• [The task] Drop the images; return everything else in the listing below exactly.

━━━ Recorded information

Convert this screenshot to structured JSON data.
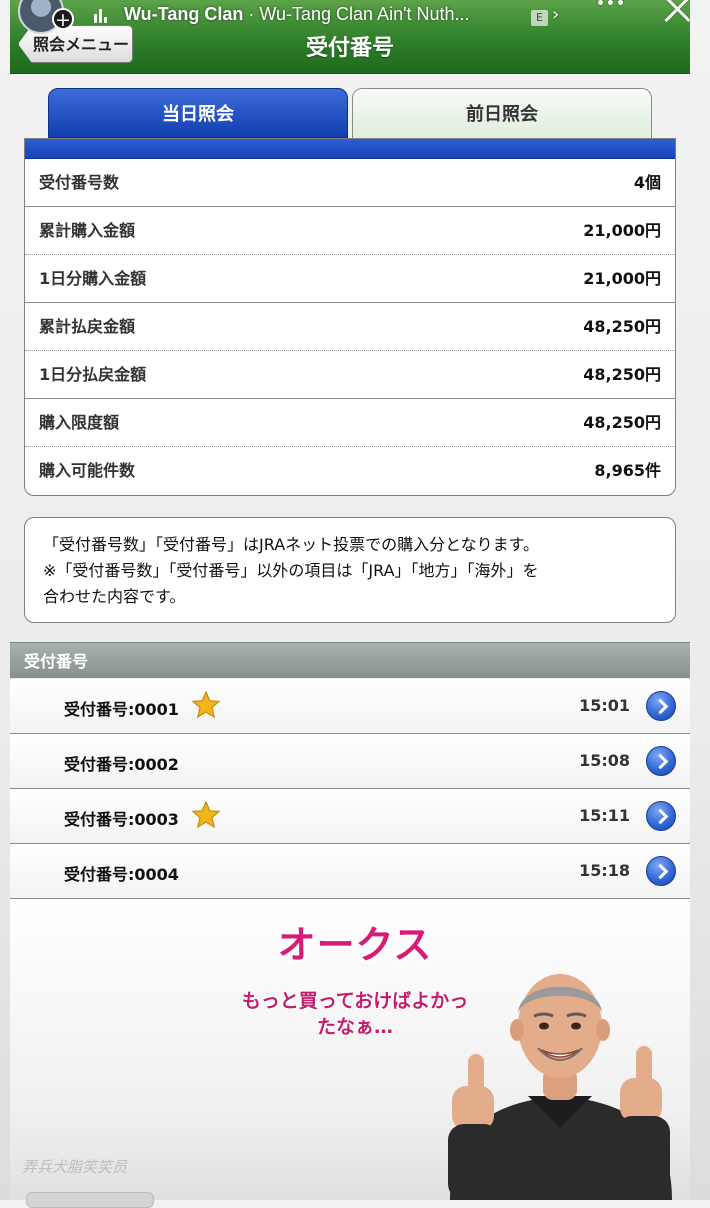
{
  "story": {
    "artist": "Wu-Tang Clan",
    "separator": " · ",
    "song": "Wu-Tang Clan Ain't Nuth...",
    "explicit_badge": "E",
    "chevron": "›"
  },
  "header": {
    "back_label": "照会メニュー",
    "title": "受付番号"
  },
  "tabs": [
    {
      "label": "当日照会",
      "active": true
    },
    {
      "label": "前日照会",
      "active": false
    }
  ],
  "summary": [
    {
      "label": "受付番号数",
      "value": "4個"
    },
    {
      "label": "累計購入金額",
      "value": "21,000円"
    },
    {
      "label": "1日分購入金額",
      "value": "21,000円"
    },
    {
      "label": "累計払戻金額",
      "value": "48,250円"
    },
    {
      "label": "1日分払戻金額",
      "value": "48,250円"
    },
    {
      "label": "購入限度額",
      "value": "48,250円"
    },
    {
      "label": "購入可能件数",
      "value": "8,965件"
    }
  ],
  "notice": {
    "line1": "「受付番号数」「受付番号」はJRAネット投票での購入分となります。",
    "line2": "※「受付番号数」「受付番号」以外の項目は「JRA」「地方」「海外」を",
    "line3": "合わせた内容です。"
  },
  "receipts": {
    "section_title": "受付番号",
    "items": [
      {
        "label": "受付番号:0001",
        "starred": true,
        "time": "15:01"
      },
      {
        "label": "受付番号:0002",
        "starred": false,
        "time": "15:08"
      },
      {
        "label": "受付番号:0003",
        "starred": true,
        "time": "15:11"
      },
      {
        "label": "受付番号:0004",
        "starred": false,
        "time": "15:18"
      }
    ]
  },
  "sticker": {
    "title": "オークス",
    "caption_line1": "もっと買っておけばよかっ",
    "caption_line2": "たなぁ…"
  },
  "footer": {
    "faded_text": "弄兵犬脂笑笑员"
  },
  "colors": {
    "header_green": "#2f7f2a",
    "tab_blue": "#1744ba",
    "sticker_pink": "#d81b74",
    "star_gold": "#f2b51b"
  },
  "icons": {
    "star": "star-icon",
    "arrow": "chevron-right-circle-icon",
    "back": "back-arrow-button"
  }
}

━━━━━━

• [Answer in full]
Convert this screenshot to structured JSON data.
{
  "story": {
    "artist": "Wu-Tang Clan",
    "separator": " · ",
    "song": "Wu-Tang Clan Ain't Nuth...",
    "explicit_badge": "E",
    "chevron": "›"
  },
  "header": {
    "back_label": "照会メニュー",
    "title": "受付番号"
  },
  "tabs": [
    {
      "label": "当日照会",
      "active": true
    },
    {
      "label": "前日照会",
      "active": false
    }
  ],
  "summary": [
    {
      "label": "受付番号数",
      "value": "4個"
    },
    {
      "label": "累計購入金額",
      "value": "21,000円"
    },
    {
      "label": "1日分購入金額",
      "value": "21,000円"
    },
    {
      "label": "累計払戻金額",
      "value": "48,250円"
    },
    {
      "label": "1日分払戻金額",
      "value": "48,250円"
    },
    {
      "label": "購入限度額",
      "value": "48,250円"
    },
    {
      "label": "購入可能件数",
      "value": "8,965件"
    }
  ],
  "notice": {
    "line1": "「受付番号数」「受付番号」はJRAネット投票での購入分となります。",
    "line2": "※「受付番号数」「受付番号」以外の項目は「JRA」「地方」「海外」を",
    "line3": "合わせた内容です。"
  },
  "receipts": {
    "section_title": "受付番号",
    "items": [
      {
        "label": "受付番号:0001",
        "starred": true,
        "time": "15:01"
      },
      {
        "label": "受付番号:0002",
        "starred": false,
        "time": "15:08"
      },
      {
        "label": "受付番号:0003",
        "starred": true,
        "time": "15:11"
      },
      {
        "label": "受付番号:0004",
        "starred": false,
        "time": "15:18"
      }
    ]
  },
  "sticker": {
    "title": "オークス",
    "caption_line1": "もっと買っておけばよかっ",
    "caption_line2": "たなぁ…"
  },
  "footer": {
    "faded_text": "弄兵犬脂笑笑员"
  },
  "colors": {
    "header_green": "#2f7f2a",
    "tab_blue": "#1744ba",
    "sticker_pink": "#d81b74",
    "star_gold": "#f2b51b"
  },
  "icons": {
    "star": "star-icon",
    "arrow": "chevron-right-circle-icon",
    "back": "back-arrow-button"
  }
}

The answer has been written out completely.